**Your instructions**
Copy every record word for word.
══ Supplied records
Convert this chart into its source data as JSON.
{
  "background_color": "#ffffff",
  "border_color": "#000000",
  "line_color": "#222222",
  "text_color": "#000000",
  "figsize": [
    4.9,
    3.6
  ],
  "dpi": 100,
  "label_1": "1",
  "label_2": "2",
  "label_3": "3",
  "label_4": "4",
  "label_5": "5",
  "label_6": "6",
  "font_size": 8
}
════
**Full solution**
Convert this chart into its source data as JSON.
{
  "background_color": "#ffffff",
  "border_color": "#000000",
  "line_color": "#222222",
  "text_color": "#000000",
  "figsize": [
    4.9,
    3.6
  ],
  "dpi": 100,
  "label_1": "1",
  "label_2": "2",
  "label_3": "3",
  "label_4": "4",
  "label_5": "5",
  "label_6": "6",
  "font_size": 8
}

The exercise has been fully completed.